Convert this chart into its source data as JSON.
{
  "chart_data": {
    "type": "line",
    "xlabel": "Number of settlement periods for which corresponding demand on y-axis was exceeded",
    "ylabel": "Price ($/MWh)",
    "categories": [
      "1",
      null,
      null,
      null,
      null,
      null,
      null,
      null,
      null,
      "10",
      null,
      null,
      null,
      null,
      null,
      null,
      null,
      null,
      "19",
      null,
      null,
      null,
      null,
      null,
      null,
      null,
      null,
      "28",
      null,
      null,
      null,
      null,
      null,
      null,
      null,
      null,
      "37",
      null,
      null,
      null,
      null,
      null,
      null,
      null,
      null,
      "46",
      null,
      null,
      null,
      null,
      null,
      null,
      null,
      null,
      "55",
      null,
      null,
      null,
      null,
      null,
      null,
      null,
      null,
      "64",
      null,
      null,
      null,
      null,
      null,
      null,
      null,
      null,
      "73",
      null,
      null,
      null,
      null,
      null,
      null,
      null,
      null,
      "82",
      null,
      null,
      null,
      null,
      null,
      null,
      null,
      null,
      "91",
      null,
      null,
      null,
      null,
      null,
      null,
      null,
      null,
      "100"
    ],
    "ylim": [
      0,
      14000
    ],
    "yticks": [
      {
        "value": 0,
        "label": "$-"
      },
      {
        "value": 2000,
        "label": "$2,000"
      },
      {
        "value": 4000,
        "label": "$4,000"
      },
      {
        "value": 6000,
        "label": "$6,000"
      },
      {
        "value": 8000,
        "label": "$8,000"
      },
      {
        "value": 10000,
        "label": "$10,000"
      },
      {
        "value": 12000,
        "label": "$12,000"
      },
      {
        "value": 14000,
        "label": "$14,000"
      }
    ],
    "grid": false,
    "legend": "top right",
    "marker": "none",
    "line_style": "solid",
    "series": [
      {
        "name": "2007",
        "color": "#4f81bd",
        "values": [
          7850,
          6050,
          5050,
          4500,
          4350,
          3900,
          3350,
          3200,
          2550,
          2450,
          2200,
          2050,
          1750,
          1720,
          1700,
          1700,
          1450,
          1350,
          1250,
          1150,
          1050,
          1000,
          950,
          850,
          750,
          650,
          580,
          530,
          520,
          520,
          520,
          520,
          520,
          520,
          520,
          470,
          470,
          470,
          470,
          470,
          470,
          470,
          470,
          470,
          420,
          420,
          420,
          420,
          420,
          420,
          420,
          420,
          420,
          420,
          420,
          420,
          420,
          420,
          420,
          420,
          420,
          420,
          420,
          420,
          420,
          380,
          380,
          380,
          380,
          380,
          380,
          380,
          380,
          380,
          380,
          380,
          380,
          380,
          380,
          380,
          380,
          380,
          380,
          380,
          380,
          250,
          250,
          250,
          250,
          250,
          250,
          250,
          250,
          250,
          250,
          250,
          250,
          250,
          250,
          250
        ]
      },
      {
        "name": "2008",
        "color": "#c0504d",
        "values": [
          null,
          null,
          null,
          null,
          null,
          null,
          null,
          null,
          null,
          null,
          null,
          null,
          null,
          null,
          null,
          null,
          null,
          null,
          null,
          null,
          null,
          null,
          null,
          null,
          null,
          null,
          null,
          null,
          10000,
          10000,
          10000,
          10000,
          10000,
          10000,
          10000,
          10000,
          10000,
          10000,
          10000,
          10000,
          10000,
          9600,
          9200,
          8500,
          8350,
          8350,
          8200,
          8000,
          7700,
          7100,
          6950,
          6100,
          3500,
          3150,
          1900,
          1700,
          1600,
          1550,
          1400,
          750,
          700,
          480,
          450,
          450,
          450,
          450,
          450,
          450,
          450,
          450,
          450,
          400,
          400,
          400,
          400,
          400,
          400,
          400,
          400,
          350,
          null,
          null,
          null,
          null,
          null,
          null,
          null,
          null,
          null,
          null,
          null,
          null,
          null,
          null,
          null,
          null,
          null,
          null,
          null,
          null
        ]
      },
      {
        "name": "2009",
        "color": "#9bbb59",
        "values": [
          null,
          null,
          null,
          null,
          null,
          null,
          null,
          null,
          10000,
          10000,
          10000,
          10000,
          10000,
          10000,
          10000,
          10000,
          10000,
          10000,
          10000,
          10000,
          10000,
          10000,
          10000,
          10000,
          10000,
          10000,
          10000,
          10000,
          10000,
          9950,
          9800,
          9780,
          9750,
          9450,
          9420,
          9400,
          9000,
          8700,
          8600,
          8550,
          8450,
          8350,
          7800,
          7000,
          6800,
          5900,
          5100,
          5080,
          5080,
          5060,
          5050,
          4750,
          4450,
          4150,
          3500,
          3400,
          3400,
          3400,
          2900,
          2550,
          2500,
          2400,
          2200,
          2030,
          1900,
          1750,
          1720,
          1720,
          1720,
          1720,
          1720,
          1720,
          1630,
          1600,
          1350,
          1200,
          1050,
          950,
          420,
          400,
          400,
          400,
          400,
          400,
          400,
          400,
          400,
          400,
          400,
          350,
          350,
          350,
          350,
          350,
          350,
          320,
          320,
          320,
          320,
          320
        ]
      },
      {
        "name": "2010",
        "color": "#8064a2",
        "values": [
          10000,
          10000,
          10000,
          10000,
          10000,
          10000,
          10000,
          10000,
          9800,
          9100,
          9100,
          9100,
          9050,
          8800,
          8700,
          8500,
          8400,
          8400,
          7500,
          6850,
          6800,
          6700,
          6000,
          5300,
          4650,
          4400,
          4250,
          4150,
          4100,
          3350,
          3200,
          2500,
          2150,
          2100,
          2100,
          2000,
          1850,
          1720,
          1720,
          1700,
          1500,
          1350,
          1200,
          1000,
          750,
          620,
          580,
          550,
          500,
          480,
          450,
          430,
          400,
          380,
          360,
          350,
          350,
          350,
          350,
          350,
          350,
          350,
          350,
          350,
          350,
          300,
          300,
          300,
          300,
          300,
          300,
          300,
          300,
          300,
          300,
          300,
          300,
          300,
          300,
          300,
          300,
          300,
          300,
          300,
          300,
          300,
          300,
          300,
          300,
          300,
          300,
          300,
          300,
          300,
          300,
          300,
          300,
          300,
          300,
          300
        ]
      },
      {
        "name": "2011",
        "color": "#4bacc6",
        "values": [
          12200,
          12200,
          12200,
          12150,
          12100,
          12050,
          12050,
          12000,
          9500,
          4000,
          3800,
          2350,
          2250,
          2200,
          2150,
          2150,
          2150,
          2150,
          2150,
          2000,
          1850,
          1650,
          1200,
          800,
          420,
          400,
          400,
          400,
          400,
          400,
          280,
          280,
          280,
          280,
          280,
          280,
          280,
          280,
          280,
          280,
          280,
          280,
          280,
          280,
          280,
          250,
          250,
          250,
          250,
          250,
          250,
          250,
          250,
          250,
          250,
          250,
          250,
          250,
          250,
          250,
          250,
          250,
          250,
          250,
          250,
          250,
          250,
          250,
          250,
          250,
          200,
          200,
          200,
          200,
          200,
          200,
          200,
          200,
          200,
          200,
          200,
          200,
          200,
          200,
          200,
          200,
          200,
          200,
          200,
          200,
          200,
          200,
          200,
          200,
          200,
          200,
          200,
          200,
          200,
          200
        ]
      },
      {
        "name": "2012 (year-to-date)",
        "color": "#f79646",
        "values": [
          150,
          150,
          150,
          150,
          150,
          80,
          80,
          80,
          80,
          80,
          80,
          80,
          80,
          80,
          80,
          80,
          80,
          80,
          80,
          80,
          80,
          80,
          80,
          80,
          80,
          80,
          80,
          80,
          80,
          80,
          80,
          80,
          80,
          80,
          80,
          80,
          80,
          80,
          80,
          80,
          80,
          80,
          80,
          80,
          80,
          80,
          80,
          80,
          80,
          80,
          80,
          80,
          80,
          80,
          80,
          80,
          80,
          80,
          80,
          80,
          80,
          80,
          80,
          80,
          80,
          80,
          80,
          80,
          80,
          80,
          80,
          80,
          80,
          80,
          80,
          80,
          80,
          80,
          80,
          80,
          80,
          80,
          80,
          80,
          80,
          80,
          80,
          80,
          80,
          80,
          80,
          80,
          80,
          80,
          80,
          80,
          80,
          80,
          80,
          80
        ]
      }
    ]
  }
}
● ● ● ● ●
- _WHAT YOU WILL DO_: Calculate how many lines of the material include the string "color", and state that number by itself.

- _EXERCISE ANSWER_: 6